— Start —

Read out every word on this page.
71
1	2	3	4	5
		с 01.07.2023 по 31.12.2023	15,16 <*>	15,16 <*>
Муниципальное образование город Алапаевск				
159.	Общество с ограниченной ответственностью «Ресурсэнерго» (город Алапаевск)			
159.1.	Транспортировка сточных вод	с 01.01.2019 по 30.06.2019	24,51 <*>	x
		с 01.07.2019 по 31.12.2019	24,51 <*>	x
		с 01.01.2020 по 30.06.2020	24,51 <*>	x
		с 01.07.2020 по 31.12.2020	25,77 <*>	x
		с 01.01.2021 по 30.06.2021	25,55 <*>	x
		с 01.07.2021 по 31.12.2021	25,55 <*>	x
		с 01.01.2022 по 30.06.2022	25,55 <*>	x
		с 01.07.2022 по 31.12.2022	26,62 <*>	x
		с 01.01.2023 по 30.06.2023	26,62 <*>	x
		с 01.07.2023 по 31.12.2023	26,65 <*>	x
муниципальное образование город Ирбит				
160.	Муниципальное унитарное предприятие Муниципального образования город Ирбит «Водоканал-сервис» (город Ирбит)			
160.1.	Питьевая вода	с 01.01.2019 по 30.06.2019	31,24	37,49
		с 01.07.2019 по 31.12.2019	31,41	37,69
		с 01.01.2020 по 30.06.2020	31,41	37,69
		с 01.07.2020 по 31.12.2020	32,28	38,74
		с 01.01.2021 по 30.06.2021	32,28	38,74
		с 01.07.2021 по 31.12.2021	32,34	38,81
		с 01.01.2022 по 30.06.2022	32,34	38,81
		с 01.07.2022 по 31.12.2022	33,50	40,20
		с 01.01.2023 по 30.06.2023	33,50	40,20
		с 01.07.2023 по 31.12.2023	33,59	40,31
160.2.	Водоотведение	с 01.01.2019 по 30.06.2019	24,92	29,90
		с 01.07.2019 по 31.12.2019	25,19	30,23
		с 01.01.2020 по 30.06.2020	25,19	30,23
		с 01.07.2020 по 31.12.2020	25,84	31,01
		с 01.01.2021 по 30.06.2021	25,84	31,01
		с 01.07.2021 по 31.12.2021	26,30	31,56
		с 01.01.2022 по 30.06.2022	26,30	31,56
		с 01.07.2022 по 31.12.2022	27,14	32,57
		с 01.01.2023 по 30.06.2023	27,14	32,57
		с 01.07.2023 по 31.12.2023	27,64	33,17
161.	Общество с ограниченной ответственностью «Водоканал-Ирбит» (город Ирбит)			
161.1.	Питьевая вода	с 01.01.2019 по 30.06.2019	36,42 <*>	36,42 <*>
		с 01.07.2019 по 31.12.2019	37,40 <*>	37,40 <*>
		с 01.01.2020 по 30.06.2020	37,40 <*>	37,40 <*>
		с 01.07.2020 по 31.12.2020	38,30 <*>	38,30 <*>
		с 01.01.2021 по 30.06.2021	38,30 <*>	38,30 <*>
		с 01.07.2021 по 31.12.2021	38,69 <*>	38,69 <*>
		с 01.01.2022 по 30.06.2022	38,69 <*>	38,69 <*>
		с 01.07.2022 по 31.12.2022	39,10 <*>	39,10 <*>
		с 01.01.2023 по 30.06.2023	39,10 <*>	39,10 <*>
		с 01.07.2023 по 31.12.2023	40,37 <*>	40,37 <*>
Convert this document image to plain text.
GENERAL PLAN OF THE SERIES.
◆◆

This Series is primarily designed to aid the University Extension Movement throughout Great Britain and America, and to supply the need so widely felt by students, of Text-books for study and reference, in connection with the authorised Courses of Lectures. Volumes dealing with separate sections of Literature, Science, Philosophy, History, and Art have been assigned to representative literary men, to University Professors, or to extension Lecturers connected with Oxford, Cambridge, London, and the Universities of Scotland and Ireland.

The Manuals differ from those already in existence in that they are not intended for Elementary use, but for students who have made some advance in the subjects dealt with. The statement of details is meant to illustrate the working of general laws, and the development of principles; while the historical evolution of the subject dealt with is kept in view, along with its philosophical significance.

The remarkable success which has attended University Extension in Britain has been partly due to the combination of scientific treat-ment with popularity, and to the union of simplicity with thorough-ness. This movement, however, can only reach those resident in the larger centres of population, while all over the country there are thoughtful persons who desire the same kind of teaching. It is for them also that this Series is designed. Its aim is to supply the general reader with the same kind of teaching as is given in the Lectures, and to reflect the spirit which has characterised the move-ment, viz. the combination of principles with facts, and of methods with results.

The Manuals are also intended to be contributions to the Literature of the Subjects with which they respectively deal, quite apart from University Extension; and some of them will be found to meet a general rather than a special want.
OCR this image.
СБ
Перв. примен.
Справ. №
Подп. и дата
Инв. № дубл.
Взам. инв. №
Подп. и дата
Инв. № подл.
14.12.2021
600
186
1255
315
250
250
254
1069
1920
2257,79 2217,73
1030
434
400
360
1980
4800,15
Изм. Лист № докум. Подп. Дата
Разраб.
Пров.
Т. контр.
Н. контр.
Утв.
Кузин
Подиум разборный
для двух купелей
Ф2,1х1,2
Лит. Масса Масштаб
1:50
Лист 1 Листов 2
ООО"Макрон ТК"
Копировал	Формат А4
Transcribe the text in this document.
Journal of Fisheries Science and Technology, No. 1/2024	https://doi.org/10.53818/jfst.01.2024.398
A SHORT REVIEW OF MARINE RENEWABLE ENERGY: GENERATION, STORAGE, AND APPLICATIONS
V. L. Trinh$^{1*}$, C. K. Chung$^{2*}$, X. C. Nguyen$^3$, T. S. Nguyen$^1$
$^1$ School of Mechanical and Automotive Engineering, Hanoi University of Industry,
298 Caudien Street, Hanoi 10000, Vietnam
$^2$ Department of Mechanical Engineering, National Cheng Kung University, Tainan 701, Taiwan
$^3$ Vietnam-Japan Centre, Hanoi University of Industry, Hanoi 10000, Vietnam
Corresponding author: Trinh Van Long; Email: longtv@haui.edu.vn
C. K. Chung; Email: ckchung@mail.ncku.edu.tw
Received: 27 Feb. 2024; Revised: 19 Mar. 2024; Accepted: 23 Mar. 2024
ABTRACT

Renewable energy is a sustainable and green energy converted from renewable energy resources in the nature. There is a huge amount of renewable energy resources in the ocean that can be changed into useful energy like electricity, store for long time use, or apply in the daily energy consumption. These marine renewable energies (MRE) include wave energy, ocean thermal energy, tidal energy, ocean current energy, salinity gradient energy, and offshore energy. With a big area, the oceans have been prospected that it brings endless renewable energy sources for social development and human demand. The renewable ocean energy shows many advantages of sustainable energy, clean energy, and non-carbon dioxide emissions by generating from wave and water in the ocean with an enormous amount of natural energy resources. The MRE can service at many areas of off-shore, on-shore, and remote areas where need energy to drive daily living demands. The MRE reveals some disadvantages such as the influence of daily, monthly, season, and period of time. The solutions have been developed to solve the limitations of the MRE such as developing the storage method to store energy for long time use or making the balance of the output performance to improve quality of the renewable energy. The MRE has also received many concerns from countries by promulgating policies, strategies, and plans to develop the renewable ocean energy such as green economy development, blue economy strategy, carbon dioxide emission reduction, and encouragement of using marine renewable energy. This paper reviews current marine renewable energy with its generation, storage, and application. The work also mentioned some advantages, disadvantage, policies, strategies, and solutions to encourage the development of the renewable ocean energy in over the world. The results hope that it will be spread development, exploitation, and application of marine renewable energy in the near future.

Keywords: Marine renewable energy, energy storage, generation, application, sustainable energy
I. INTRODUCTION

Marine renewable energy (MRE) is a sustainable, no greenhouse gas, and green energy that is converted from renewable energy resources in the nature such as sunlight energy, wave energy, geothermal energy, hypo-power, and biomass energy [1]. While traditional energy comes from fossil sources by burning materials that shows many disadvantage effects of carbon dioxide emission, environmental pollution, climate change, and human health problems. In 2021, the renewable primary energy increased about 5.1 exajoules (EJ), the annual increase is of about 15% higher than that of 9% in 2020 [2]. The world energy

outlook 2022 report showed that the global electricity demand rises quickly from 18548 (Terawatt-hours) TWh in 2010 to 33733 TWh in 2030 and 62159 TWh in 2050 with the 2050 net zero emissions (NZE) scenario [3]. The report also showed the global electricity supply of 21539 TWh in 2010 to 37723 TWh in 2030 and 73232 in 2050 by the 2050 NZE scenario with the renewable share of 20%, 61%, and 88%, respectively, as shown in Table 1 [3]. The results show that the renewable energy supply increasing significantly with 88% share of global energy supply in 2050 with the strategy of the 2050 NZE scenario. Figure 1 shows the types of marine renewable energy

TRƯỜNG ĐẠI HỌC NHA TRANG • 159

— End —

» Given problem
Find the lines above holding the word "Питьевая" and show them.

» Task solution
160.1.	Питьевая вода	с 01.01.2019 по 30.06.2019	31,24	37,49
161.1.	Питьевая вода	с 01.01.2019 по 30.06.2019	36,42 <*>	36,42 <*>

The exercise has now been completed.